====== 記録一覧
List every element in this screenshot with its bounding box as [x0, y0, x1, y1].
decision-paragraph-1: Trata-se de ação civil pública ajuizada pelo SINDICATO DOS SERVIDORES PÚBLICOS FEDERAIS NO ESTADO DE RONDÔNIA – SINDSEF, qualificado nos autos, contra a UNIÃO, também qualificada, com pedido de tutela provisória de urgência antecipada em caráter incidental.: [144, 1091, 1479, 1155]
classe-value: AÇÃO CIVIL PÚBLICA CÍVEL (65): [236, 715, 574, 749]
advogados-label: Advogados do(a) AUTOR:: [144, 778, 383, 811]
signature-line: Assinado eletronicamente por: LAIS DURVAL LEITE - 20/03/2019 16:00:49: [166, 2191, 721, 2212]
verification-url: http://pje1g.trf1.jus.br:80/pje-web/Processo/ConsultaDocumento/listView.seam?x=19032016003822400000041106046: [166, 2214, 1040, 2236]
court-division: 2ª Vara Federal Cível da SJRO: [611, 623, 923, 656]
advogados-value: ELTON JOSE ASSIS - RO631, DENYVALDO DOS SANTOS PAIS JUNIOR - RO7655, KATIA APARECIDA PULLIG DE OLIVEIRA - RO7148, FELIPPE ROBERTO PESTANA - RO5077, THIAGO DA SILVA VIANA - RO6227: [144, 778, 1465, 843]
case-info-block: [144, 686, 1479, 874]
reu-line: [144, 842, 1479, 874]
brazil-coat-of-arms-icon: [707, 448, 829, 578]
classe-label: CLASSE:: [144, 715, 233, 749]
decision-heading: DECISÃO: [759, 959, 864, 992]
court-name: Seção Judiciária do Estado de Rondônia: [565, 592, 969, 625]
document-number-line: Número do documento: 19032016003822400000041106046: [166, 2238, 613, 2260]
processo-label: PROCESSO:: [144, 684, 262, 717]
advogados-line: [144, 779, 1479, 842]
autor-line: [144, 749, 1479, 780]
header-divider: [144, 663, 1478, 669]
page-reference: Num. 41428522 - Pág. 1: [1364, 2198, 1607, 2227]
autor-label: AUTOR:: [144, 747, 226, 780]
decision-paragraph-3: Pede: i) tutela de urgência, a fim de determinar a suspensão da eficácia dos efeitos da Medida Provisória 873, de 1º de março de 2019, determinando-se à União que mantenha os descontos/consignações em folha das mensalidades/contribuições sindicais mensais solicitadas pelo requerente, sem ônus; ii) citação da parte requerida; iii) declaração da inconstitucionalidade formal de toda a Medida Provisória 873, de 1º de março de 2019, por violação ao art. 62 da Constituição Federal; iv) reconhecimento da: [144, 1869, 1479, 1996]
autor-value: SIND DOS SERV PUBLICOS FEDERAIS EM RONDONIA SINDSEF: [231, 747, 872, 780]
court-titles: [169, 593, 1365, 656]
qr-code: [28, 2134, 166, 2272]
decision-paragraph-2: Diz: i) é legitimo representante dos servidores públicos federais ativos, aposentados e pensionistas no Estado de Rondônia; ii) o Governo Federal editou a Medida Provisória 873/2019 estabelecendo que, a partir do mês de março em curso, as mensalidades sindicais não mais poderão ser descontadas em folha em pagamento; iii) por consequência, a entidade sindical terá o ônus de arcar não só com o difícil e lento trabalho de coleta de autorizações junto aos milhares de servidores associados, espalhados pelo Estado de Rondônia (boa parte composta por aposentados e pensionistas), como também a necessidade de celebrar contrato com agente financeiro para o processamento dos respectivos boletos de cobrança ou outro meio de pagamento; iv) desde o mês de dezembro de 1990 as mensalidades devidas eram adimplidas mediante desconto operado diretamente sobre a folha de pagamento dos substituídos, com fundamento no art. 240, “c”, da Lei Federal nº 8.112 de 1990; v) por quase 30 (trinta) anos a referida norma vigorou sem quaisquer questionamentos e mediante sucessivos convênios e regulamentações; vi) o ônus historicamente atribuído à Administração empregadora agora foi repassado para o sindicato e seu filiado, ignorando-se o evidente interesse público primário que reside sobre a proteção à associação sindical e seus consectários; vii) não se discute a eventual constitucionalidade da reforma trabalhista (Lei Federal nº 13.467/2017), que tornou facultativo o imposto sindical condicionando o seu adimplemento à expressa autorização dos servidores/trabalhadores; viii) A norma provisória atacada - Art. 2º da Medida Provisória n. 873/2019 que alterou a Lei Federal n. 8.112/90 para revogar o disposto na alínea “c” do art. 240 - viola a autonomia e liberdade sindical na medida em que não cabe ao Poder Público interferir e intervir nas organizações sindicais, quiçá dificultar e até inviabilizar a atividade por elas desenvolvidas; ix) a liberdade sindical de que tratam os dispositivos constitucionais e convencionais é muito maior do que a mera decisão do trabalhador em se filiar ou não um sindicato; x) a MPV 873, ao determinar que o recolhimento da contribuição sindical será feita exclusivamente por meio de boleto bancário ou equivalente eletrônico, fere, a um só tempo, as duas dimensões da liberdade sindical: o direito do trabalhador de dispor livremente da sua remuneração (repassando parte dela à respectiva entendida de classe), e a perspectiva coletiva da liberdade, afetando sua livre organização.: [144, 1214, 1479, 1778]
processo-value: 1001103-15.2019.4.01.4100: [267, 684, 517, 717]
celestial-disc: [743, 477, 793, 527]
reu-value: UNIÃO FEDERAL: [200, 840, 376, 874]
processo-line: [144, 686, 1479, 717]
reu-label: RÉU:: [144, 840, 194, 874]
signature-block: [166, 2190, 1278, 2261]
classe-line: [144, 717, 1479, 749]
============
出題内容
上の記録から「block」という文字列を含む行をすべて見つけ、一行ずつ書き写してください。

解答全文
case-info-block: [144, 686, 1479, 874]
signature-block: [166, 2190, 1278, 2261]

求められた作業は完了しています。